§ **SUPPLIED MATERIAL**:
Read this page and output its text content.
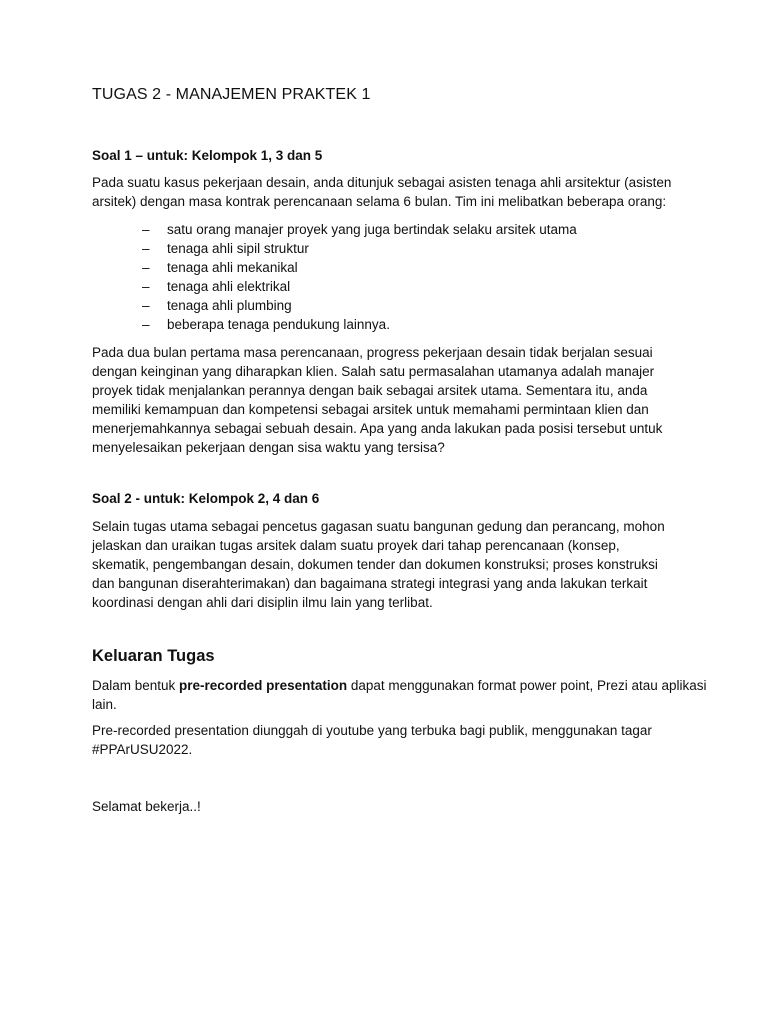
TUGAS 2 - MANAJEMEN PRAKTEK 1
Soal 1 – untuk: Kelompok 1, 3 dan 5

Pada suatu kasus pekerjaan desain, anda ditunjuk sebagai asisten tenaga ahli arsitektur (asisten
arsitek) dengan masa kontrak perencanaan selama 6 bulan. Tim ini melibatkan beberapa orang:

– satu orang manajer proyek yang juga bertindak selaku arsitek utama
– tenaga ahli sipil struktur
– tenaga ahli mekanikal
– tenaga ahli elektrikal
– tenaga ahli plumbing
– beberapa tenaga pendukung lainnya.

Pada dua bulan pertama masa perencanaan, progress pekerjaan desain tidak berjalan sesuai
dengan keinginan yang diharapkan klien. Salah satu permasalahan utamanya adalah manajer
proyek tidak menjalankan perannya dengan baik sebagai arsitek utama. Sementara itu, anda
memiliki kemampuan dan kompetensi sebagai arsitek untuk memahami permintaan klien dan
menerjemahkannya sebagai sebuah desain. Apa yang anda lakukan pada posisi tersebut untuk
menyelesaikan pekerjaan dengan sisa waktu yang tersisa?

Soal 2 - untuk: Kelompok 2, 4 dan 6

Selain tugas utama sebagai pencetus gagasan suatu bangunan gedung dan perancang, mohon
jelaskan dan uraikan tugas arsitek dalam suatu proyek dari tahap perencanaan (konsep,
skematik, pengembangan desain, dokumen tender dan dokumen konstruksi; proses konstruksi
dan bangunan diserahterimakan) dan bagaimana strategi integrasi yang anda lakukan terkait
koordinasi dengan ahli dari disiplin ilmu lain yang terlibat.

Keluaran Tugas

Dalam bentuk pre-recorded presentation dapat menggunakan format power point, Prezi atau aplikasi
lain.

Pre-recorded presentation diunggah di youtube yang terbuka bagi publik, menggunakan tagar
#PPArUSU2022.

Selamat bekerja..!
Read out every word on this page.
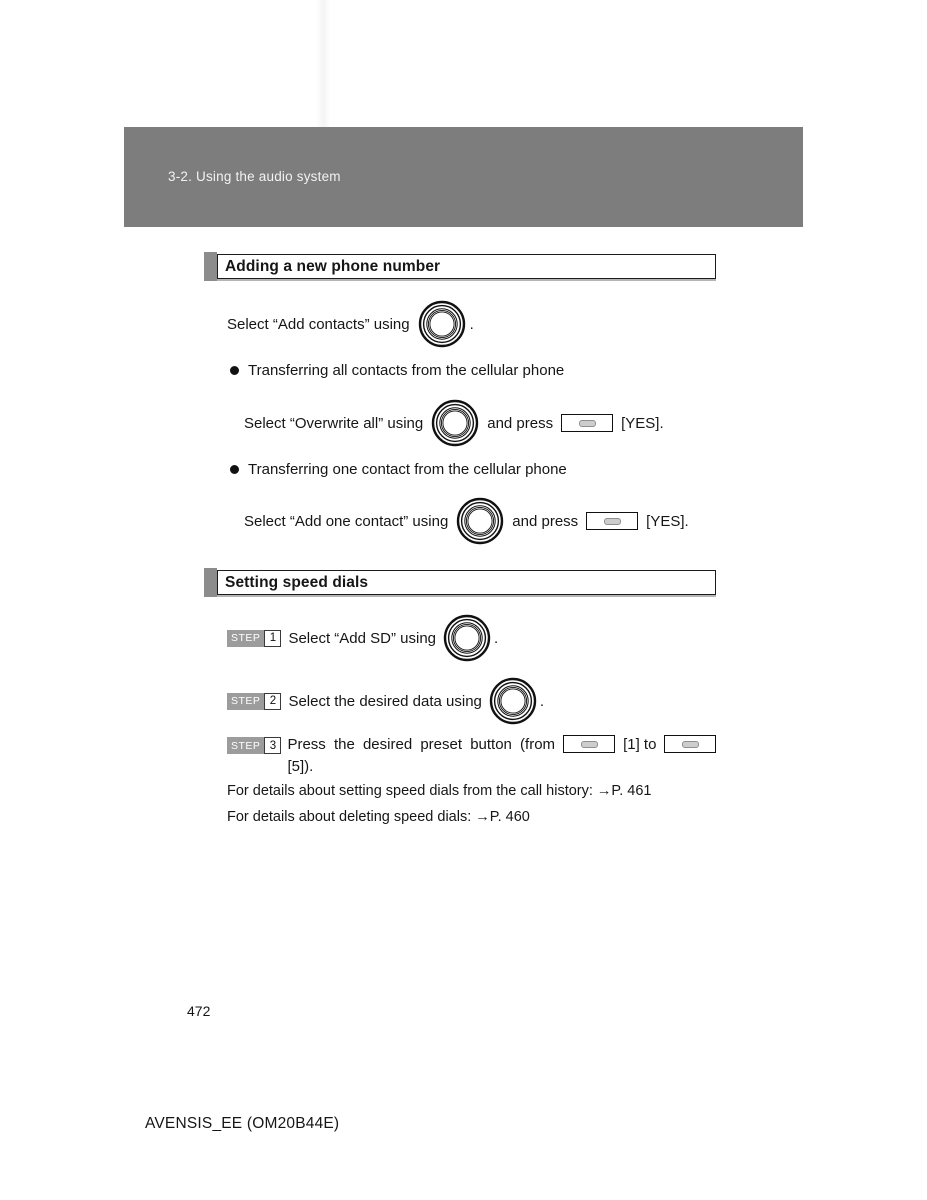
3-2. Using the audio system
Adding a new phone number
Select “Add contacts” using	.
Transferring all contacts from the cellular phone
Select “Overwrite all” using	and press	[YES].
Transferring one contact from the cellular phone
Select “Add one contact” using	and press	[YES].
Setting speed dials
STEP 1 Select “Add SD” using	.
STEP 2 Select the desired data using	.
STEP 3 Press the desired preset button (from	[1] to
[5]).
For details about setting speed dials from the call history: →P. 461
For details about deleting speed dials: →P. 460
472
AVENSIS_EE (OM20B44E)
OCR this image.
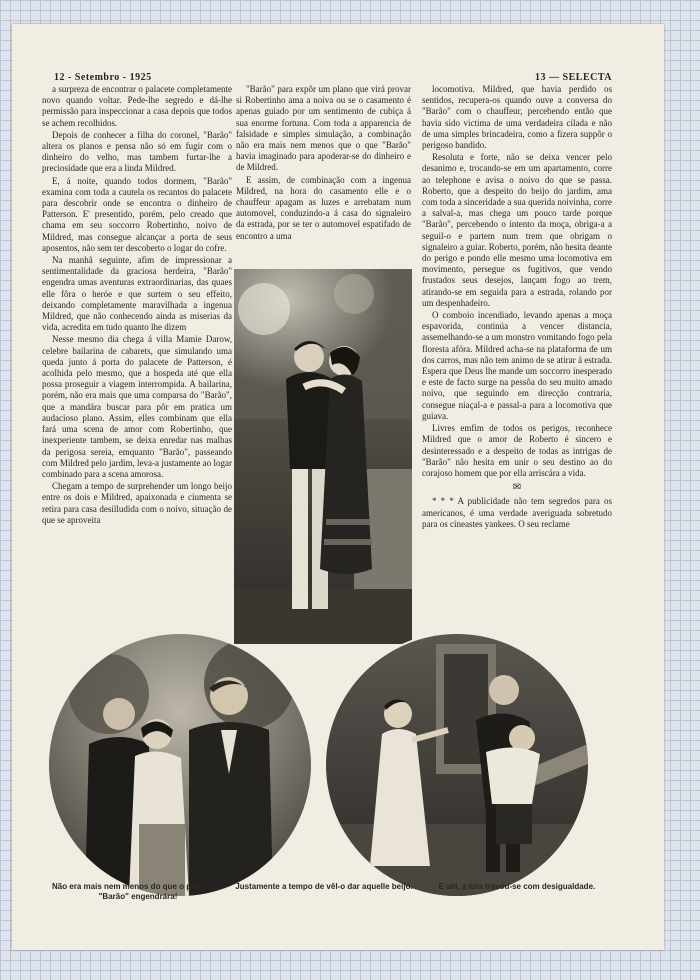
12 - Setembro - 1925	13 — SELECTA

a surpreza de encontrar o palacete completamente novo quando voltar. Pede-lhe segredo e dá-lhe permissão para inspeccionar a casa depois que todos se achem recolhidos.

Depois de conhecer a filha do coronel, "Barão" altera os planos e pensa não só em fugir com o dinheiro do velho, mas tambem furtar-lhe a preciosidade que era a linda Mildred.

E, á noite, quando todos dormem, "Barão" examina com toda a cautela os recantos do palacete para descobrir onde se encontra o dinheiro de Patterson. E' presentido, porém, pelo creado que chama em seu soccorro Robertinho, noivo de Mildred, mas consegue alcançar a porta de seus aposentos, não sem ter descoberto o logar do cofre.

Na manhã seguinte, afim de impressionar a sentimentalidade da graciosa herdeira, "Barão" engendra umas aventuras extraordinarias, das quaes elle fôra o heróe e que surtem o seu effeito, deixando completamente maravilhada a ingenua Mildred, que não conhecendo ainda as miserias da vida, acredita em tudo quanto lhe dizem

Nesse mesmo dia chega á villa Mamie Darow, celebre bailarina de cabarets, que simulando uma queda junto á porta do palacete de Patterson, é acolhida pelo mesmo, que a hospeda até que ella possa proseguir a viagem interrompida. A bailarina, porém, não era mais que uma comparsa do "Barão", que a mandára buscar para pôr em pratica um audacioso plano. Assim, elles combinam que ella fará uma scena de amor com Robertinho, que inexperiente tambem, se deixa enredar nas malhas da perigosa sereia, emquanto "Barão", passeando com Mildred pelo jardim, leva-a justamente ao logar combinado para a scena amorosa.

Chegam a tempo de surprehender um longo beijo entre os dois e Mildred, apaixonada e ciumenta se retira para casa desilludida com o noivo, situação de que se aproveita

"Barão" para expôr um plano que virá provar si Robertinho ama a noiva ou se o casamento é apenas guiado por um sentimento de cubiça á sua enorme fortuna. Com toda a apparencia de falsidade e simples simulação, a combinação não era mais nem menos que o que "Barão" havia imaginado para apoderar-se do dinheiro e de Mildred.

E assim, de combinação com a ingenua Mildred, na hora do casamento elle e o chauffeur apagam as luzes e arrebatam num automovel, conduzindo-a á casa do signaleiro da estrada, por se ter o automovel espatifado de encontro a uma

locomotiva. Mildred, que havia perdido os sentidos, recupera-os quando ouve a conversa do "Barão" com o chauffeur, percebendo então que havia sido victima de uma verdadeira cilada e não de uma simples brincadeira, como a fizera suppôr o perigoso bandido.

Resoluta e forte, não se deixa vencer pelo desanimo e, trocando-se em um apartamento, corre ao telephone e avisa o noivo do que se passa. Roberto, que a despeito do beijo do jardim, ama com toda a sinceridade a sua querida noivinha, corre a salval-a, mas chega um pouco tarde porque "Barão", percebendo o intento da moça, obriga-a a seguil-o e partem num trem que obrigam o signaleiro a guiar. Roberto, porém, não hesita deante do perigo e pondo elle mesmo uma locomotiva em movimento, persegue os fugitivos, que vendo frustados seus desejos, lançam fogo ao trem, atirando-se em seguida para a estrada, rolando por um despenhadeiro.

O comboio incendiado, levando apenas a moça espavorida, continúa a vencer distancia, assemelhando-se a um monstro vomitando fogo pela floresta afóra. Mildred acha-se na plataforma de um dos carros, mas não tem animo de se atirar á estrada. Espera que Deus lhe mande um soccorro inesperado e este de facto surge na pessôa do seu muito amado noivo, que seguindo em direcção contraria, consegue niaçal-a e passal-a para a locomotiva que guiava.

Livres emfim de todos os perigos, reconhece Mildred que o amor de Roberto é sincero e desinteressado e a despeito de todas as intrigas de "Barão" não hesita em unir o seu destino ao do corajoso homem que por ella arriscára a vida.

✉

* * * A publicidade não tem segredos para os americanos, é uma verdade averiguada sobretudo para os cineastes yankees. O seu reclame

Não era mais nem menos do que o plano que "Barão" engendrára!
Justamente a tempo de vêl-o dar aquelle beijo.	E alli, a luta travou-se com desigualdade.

§ **WHAT YOU WILL DO**:
What is the number of lines in the listing that contain the string "presentation"? Reply with that number alone.

§ **SOLUTION FOR THIS TASK**:
2